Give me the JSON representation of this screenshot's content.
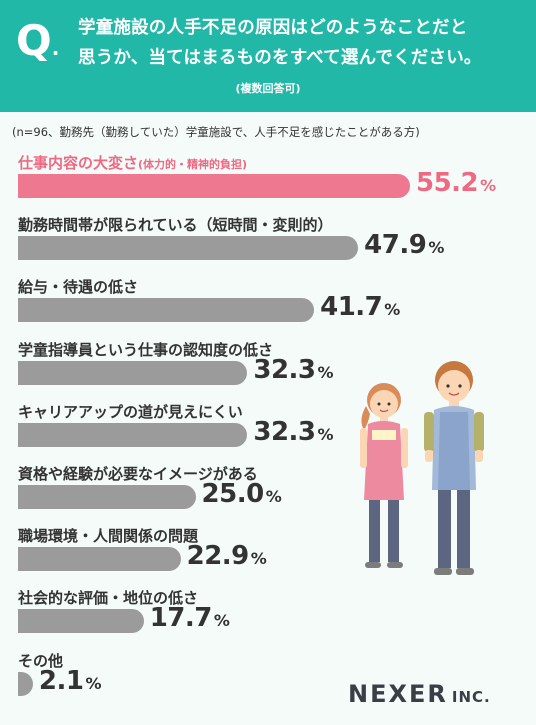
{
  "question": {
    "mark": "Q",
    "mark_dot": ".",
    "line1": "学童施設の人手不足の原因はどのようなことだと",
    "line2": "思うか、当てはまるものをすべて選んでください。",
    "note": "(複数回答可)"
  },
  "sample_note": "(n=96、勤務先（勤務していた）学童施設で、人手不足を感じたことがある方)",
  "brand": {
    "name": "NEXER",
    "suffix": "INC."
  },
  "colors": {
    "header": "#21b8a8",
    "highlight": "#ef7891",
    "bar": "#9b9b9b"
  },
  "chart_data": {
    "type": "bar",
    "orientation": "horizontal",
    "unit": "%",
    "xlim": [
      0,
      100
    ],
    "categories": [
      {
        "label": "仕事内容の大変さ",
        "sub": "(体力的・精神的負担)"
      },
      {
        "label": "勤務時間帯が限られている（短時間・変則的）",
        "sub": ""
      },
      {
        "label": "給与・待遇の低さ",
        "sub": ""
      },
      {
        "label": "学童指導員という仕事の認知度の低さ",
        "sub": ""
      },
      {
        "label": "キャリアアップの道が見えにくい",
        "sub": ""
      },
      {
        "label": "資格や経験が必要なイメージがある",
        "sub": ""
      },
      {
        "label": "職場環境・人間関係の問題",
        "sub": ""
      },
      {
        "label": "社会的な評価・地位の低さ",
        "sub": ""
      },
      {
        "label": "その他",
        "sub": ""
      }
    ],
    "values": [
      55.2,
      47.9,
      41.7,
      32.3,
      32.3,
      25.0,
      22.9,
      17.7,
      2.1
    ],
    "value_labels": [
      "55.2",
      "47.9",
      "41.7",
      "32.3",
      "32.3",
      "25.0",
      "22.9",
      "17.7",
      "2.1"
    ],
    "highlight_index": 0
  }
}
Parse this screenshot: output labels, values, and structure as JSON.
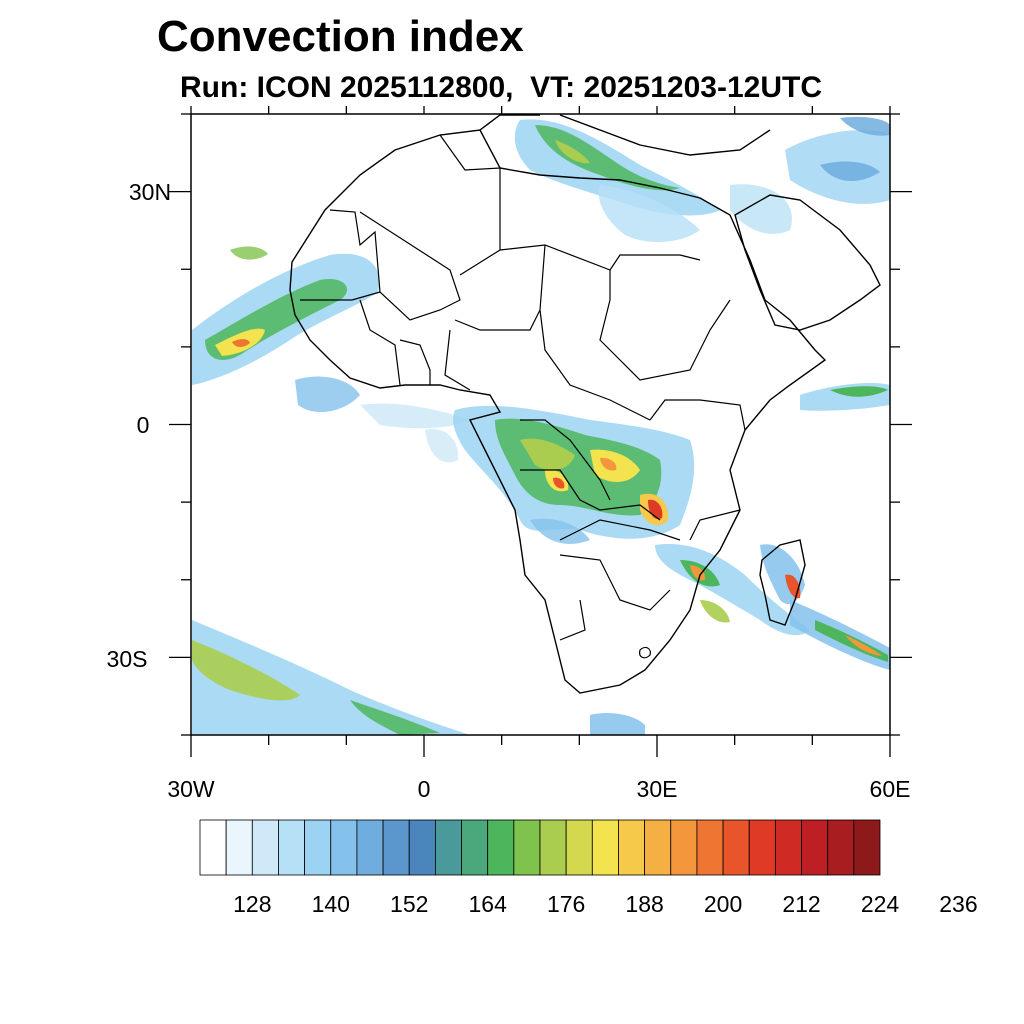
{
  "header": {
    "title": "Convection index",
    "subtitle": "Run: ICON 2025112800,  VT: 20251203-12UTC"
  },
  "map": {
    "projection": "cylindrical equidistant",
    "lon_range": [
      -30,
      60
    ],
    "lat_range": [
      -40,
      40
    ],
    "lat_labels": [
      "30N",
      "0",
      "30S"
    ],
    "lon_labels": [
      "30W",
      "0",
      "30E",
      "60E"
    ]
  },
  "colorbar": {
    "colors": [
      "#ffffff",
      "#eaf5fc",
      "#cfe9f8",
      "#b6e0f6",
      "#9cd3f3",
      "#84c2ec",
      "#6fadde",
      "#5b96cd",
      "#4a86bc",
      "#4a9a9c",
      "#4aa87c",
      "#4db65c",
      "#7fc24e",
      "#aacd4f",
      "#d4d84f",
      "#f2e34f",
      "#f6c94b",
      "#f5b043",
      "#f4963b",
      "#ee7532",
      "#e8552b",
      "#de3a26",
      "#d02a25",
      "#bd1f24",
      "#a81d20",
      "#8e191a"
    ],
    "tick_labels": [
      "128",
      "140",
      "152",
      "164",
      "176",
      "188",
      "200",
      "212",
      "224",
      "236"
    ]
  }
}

------------

### Task brief
Pictures are to be left out; all else in the entries above is to be quoted exactly.

### Response below
Give me the JSON representation of this screenshot's content.
{
  "question": {
    "mark": "Q",
    "mark_dot": ".",
    "line1": "学童施設の人手不足の原因はどのようなことだと",
    "line2": "思うか、当てはまるものをすべて選んでください。",
    "note": "(複数回答可)"
  },
  "sample_note": "(n=96、勤務先（勤務していた）学童施設で、人手不足を感じたことがある方)",
  "brand": {
    "name": "NEXER",
    "suffix": "INC."
  },
  "colors": {
    "header": "#21b8a8",
    "highlight": "#ef7891",
    "bar": "#9b9b9b"
  },
  "chart_data": {
    "type": "bar",
    "orientation": "horizontal",
    "unit": "%",
    "xlim": [
      0,
      100
    ],
    "categories": [
      {
        "label": "仕事内容の大変さ",
        "sub": "(体力的・精神的負担)"
      },
      {
        "label": "勤務時間帯が限られている（短時間・変則的）",
        "sub": ""
      },
      {
        "label": "給与・待遇の低さ",
        "sub": ""
      },
      {
        "label": "学童指導員という仕事の認知度の低さ",
        "sub": ""
      },
      {
        "label": "キャリアアップの道が見えにくい",
        "sub": ""
      },
      {
        "label": "資格や経験が必要なイメージがある",
        "sub": ""
      },
      {
        "label": "職場環境・人間関係の問題",
        "sub": ""
      },
      {
        "label": "社会的な評価・地位の低さ",
        "sub": ""
      },
      {
        "label": "その他",
        "sub": ""
      }
    ],
    "values": [
      55.2,
      47.9,
      41.7,
      32.3,
      32.3,
      25.0,
      22.9,
      17.7,
      2.1
    ],
    "value_labels": [
      "55.2",
      "47.9",
      "41.7",
      "32.3",
      "32.3",
      "25.0",
      "22.9",
      "17.7",
      "2.1"
    ],
    "highlight_index": 0
  }
}
Parse this screenshot: output labels, values, and structure as JSON.
{
  "header": {
    "title": "Convection index",
    "subtitle": "Run: ICON 2025112800,  VT: 20251203-12UTC"
  },
  "map": {
    "projection": "cylindrical equidistant",
    "lon_range": [
      -30,
      60
    ],
    "lat_range": [
      -40,
      40
    ],
    "lat_labels": [
      "30N",
      "0",
      "30S"
    ],
    "lon_labels": [
      "30W",
      "0",
      "30E",
      "60E"
    ]
  },
  "colorbar": {
    "colors": [
      "#ffffff",
      "#eaf5fc",
      "#cfe9f8",
      "#b6e0f6",
      "#9cd3f3",
      "#84c2ec",
      "#6fadde",
      "#5b96cd",
      "#4a86bc",
      "#4a9a9c",
      "#4aa87c",
      "#4db65c",
      "#7fc24e",
      "#aacd4f",
      "#d4d84f",
      "#f2e34f",
      "#f6c94b",
      "#f5b043",
      "#f4963b",
      "#ee7532",
      "#e8552b",
      "#de3a26",
      "#d02a25",
      "#bd1f24",
      "#a81d20",
      "#8e191a"
    ],
    "tick_labels": [
      "128",
      "140",
      "152",
      "164",
      "176",
      "188",
      "200",
      "212",
      "224",
      "236"
    ]
  }
}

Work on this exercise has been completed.